-- TASK DESCRIPTION --
Every line below that holds the string "用作实义动词" should be copied out.

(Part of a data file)
▬▬▬

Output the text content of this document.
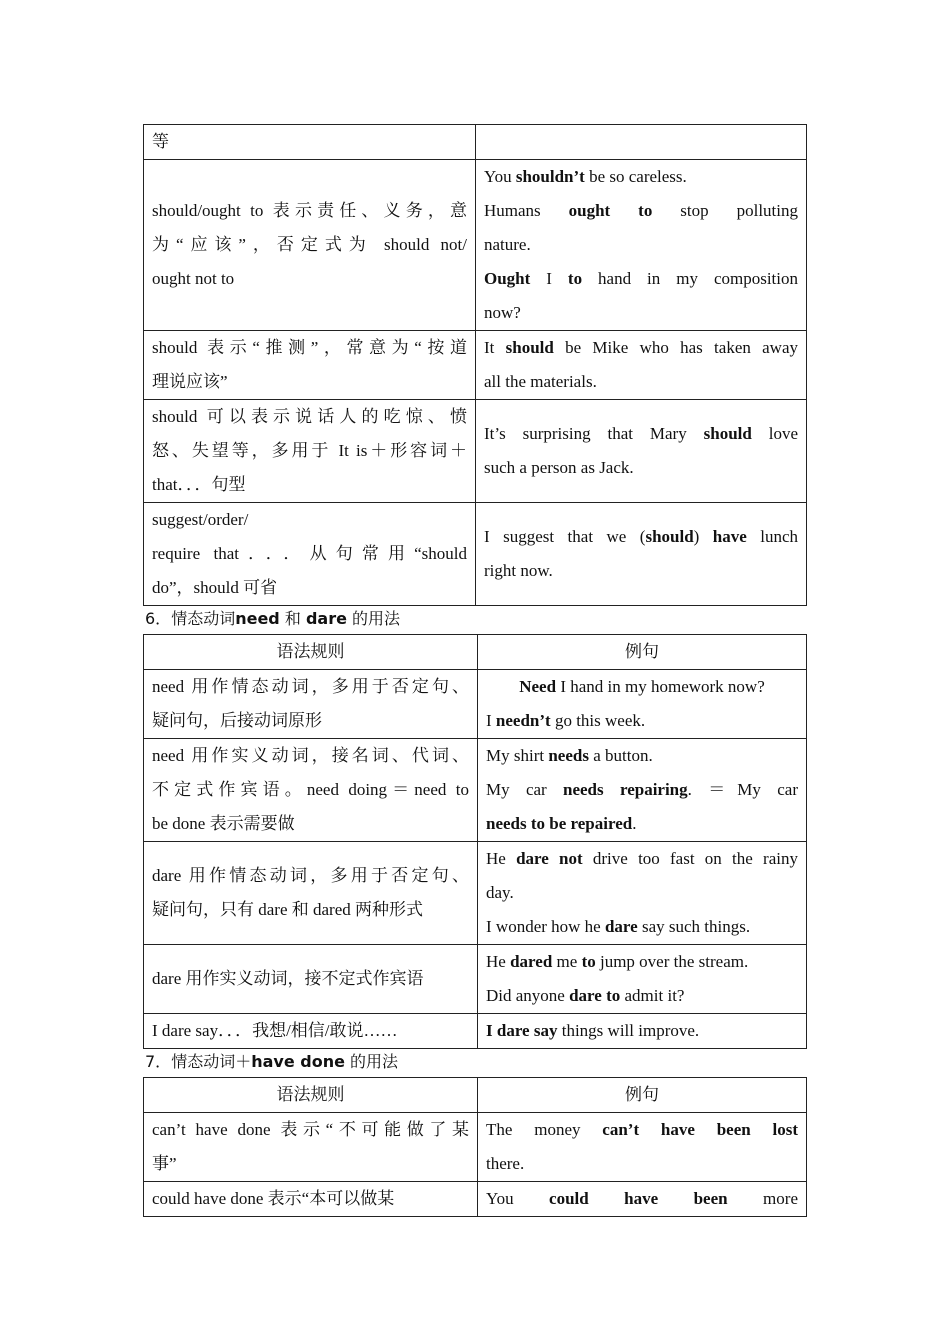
等	

should/ought to 表示责任、义务，意
为“应该”，否定式为 should not/
ought not to	You shouldn’t be so careless.
Humans ought to stop polluting
nature.
Ought I to hand in my composition
now?

should 表示“推测”，常意为“按道
理说应该”	It should be Mike who has taken away
all the materials.

should 可以表示说话人的吃惊、愤
怒、失望等，多用于 It is＋形容词＋
that．．．句型	It’s surprising that Mary should love
such a person as Jack.

suggest/order/
require that．．．从句常用“should
do”，should 可省	I suggest that we (should) have lunch
right now.
6．情态动词need 和 dare 的用法
语法规则	例句

need 用作情态动词，多用于否定句、
疑问句，后接动词原形	Need I hand in my homework now?
I needn’t go this week.

need 用作实义动词，接名词、代词、
不定式作宾语。need doing＝need to
be done 表示需要做	My shirt needs a button.
My car needs repairing. ＝My car
needs to be repaired.

dare 用作情态动词，多用于否定句、
疑问句，只有 dare 和 dared 两种形式	He dare not drive too fast on the rainy
day.
I wonder how he dare say such things.

dare 用作实义动词，接不定式作宾语	He dared me to jump over the stream.
Did anyone dare to admit it?

I dare say．．．我想/相信/敢说……	I dare say things will improve.
7．情态动词＋have done 的用法
语法规则	例句

can’t have done 表示“不可能做了某
事”	The money can’t have been lost
there.

could have done 表示“本可以做某	You could have been more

▬▬▬

-- FINISHED ANSWER --
need 用作实义动词，接名词、代词、
dare 用作实义动词，接不定式作宾语	He dared me to jump over the stream.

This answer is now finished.